§ PROBLEM
In the entries below, count every line with the string "color". State the count and nothing else.

§ RECORDS FOR PROCESSING
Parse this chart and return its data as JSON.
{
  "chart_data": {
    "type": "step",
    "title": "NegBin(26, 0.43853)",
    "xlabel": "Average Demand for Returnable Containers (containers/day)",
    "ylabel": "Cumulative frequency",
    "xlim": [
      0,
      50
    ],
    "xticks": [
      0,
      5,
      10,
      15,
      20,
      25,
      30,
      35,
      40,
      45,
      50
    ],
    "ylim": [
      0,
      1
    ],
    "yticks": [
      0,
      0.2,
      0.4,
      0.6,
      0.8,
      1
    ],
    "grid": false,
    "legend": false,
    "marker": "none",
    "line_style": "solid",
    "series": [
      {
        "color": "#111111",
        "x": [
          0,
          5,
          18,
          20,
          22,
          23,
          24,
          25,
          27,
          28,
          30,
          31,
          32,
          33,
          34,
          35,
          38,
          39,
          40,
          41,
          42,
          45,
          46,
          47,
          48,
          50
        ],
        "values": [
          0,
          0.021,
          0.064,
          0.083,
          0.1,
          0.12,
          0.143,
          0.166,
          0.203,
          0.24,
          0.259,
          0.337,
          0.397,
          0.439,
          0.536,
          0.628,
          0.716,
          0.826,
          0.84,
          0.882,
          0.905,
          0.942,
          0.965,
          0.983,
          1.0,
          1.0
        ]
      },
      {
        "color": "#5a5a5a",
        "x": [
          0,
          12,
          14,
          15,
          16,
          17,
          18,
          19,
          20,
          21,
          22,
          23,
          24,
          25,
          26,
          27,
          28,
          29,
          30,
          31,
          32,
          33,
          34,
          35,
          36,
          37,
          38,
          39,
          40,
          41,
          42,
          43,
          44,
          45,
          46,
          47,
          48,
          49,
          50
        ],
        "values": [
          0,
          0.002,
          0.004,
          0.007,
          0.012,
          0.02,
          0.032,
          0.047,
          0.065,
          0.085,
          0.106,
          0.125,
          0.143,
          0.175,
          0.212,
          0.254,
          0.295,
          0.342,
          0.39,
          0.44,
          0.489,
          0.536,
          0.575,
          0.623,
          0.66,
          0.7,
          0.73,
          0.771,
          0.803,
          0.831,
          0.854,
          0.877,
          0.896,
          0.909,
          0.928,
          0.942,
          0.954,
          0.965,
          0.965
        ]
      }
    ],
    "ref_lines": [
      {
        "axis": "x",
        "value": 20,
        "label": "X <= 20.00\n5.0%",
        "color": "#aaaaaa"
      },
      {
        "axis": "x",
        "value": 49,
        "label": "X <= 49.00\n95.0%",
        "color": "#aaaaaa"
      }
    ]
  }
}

§ TASK SOLUTION
4